## WHAT IS NEEDED
Quote the records in full and leave their pictures out.

* BEGIN PROVIDED MATERIAL *

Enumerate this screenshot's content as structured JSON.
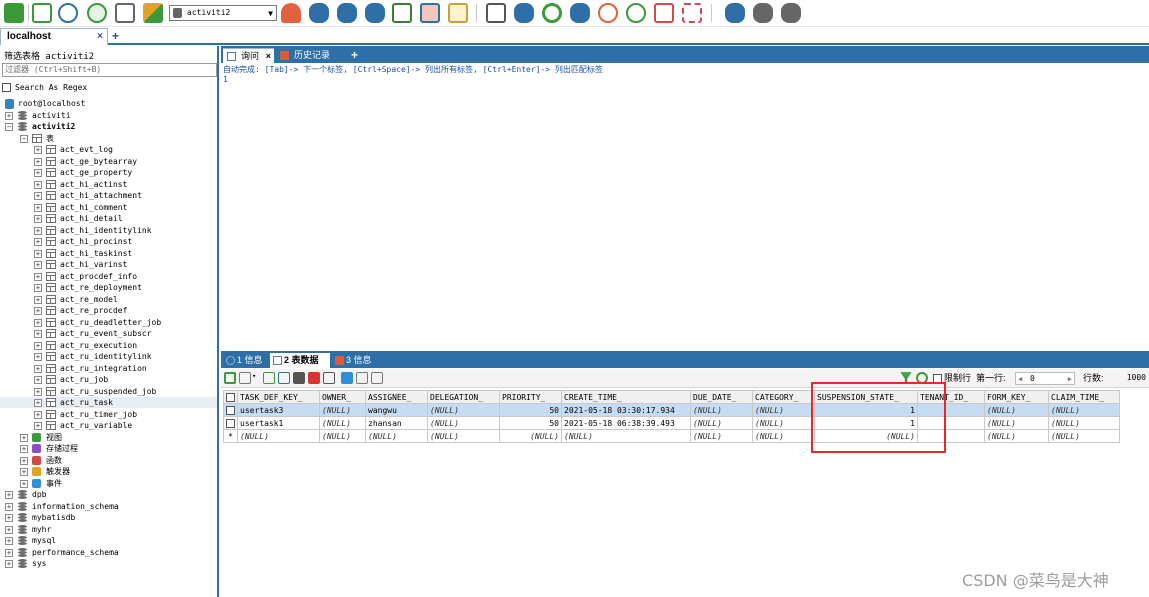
{
  "toolbar": {
    "db_selector": "activiti2",
    "icons": [
      "connect-icon",
      "new-query-icon",
      "run-icon",
      "run-all-icon",
      "run-current-icon",
      "schema-designer-icon",
      "user-manager-icon",
      "db-add-icon",
      "db-copy-icon",
      "db-backup-icon",
      "table-structure-icon",
      "table-data-icon",
      "import-icon",
      "schema-sync-icon",
      "data-sync-icon",
      "refresh-icon",
      "data-transfer-icon",
      "scheduler-icon",
      "restore-icon",
      "query-builder-icon",
      "format-icon",
      "backup-group-icon",
      "compare-icon",
      "sync-settings-icon"
    ]
  },
  "connection_tab": {
    "label": "localhost",
    "close": "×",
    "add": "+"
  },
  "left": {
    "title": "筛选表格 activiti2",
    "filter_placeholder": "过滤器 (Ctrl+Shift+B)",
    "regex_label": "Search As Regex",
    "root": "root@localhost",
    "db1": "activiti",
    "db2": "activiti2",
    "tables_folder": "表",
    "tables": [
      "act_evt_log",
      "act_ge_bytearray",
      "act_ge_property",
      "act_hi_actinst",
      "act_hi_attachment",
      "act_hi_comment",
      "act_hi_detail",
      "act_hi_identitylink",
      "act_hi_procinst",
      "act_hi_taskinst",
      "act_hi_varinst",
      "act_procdef_info",
      "act_re_deployment",
      "act_re_model",
      "act_re_procdef",
      "act_ru_deadletter_job",
      "act_ru_event_subscr",
      "act_ru_execution",
      "act_ru_identitylink",
      "act_ru_integration",
      "act_ru_job",
      "act_ru_suspended_job",
      "act_ru_task",
      "act_ru_timer_job",
      "act_ru_variable"
    ],
    "folders": [
      "视图",
      "存储过程",
      "函数",
      "触发器",
      "事件"
    ],
    "databases": [
      "dpb",
      "information_schema",
      "mybatisdb",
      "myhr",
      "mysql",
      "performance_schema",
      "sys"
    ]
  },
  "query_tabs": {
    "query": "询问",
    "history": "历史记录",
    "add": "+",
    "close": "×"
  },
  "editor": {
    "hint": "自动完成: [Tab]-> 下一个标签, [Ctrl+Space]-> 列出所有标签, [Ctrl+Enter]-> 列出匹配标签",
    "line_number": "1"
  },
  "result_tabs": {
    "info1": "1 信息",
    "data": "2 表数据",
    "info3": "3 信息"
  },
  "grid_toolbar": {
    "limit_label": "限制行",
    "first_row_label": "第一行:",
    "first_row_value": "0",
    "rows_label": "行数:",
    "rows_value": "1000"
  },
  "grid": {
    "columns": [
      "TASK_DEF_KEY_",
      "OWNER_",
      "ASSIGNEE_",
      "DELEGATION_",
      "PRIORITY_",
      "CREATE_TIME_",
      "DUE_DATE_",
      "CATEGORY_",
      "SUSPENSION_STATE_",
      "TENANT_ID_",
      "FORM_KEY_",
      "CLAIM_TIME_"
    ],
    "rows": [
      [
        "usertask3",
        "(NULL)",
        "wangwu",
        "(NULL)",
        "50",
        "2021-05-18 03:30:17.934",
        "(NULL)",
        "(NULL)",
        "1",
        "",
        "(NULL)",
        "(NULL)"
      ],
      [
        "usertask1",
        "(NULL)",
        "zhansan",
        "(NULL)",
        "50",
        "2021-05-18 06:38:39.493",
        "(NULL)",
        "(NULL)",
        "1",
        "",
        "(NULL)",
        "(NULL)"
      ],
      [
        "(NULL)",
        "(NULL)",
        "(NULL)",
        "(NULL)",
        "(NULL)",
        "(NULL)",
        "(NULL)",
        "(NULL)",
        "(NULL)",
        "",
        "(NULL)",
        "(NULL)"
      ]
    ],
    "new_row_marker": "*"
  },
  "watermark": "CSDN @菜鸟是大神",
  "colors": {
    "accent": "#2f6fa7",
    "highlight_box": "#e32b2b",
    "selected_row": "#c6dcf2"
  }
}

* END PROVIDED MATERIAL *

## COMPLETE ANSWER
Enumerate this screenshot's content as structured JSON.
{
  "toolbar": {
    "db_selector": "activiti2",
    "icons": [
      "connect-icon",
      "new-query-icon",
      "run-icon",
      "run-all-icon",
      "run-current-icon",
      "schema-designer-icon",
      "user-manager-icon",
      "db-add-icon",
      "db-copy-icon",
      "db-backup-icon",
      "table-structure-icon",
      "table-data-icon",
      "import-icon",
      "schema-sync-icon",
      "data-sync-icon",
      "refresh-icon",
      "data-transfer-icon",
      "scheduler-icon",
      "restore-icon",
      "query-builder-icon",
      "format-icon",
      "backup-group-icon",
      "compare-icon",
      "sync-settings-icon"
    ]
  },
  "connection_tab": {
    "label": "localhost",
    "close": "×",
    "add": "+"
  },
  "left": {
    "title": "筛选表格 activiti2",
    "filter_placeholder": "过滤器 (Ctrl+Shift+B)",
    "regex_label": "Search As Regex",
    "root": "root@localhost",
    "db1": "activiti",
    "db2": "activiti2",
    "tables_folder": "表",
    "tables": [
      "act_evt_log",
      "act_ge_bytearray",
      "act_ge_property",
      "act_hi_actinst",
      "act_hi_attachment",
      "act_hi_comment",
      "act_hi_detail",
      "act_hi_identitylink",
      "act_hi_procinst",
      "act_hi_taskinst",
      "act_hi_varinst",
      "act_procdef_info",
      "act_re_deployment",
      "act_re_model",
      "act_re_procdef",
      "act_ru_deadletter_job",
      "act_ru_event_subscr",
      "act_ru_execution",
      "act_ru_identitylink",
      "act_ru_integration",
      "act_ru_job",
      "act_ru_suspended_job",
      "act_ru_task",
      "act_ru_timer_job",
      "act_ru_variable"
    ],
    "folders": [
      "视图",
      "存储过程",
      "函数",
      "触发器",
      "事件"
    ],
    "databases": [
      "dpb",
      "information_schema",
      "mybatisdb",
      "myhr",
      "mysql",
      "performance_schema",
      "sys"
    ]
  },
  "query_tabs": {
    "query": "询问",
    "history": "历史记录",
    "add": "+",
    "close": "×"
  },
  "editor": {
    "hint": "自动完成: [Tab]-> 下一个标签, [Ctrl+Space]-> 列出所有标签, [Ctrl+Enter]-> 列出匹配标签",
    "line_number": "1"
  },
  "result_tabs": {
    "info1": "1 信息",
    "data": "2 表数据",
    "info3": "3 信息"
  },
  "grid_toolbar": {
    "limit_label": "限制行",
    "first_row_label": "第一行:",
    "first_row_value": "0",
    "rows_label": "行数:",
    "rows_value": "1000"
  },
  "grid": {
    "columns": [
      "TASK_DEF_KEY_",
      "OWNER_",
      "ASSIGNEE_",
      "DELEGATION_",
      "PRIORITY_",
      "CREATE_TIME_",
      "DUE_DATE_",
      "CATEGORY_",
      "SUSPENSION_STATE_",
      "TENANT_ID_",
      "FORM_KEY_",
      "CLAIM_TIME_"
    ],
    "rows": [
      [
        "usertask3",
        "(NULL)",
        "wangwu",
        "(NULL)",
        "50",
        "2021-05-18 03:30:17.934",
        "(NULL)",
        "(NULL)",
        "1",
        "",
        "(NULL)",
        "(NULL)"
      ],
      [
        "usertask1",
        "(NULL)",
        "zhansan",
        "(NULL)",
        "50",
        "2021-05-18 06:38:39.493",
        "(NULL)",
        "(NULL)",
        "1",
        "",
        "(NULL)",
        "(NULL)"
      ],
      [
        "(NULL)",
        "(NULL)",
        "(NULL)",
        "(NULL)",
        "(NULL)",
        "(NULL)",
        "(NULL)",
        "(NULL)",
        "(NULL)",
        "",
        "(NULL)",
        "(NULL)"
      ]
    ],
    "new_row_marker": "*"
  },
  "watermark": "CSDN @菜鸟是大神",
  "colors": {
    "accent": "#2f6fa7",
    "highlight_box": "#e32b2b",
    "selected_row": "#c6dcf2"
  }
}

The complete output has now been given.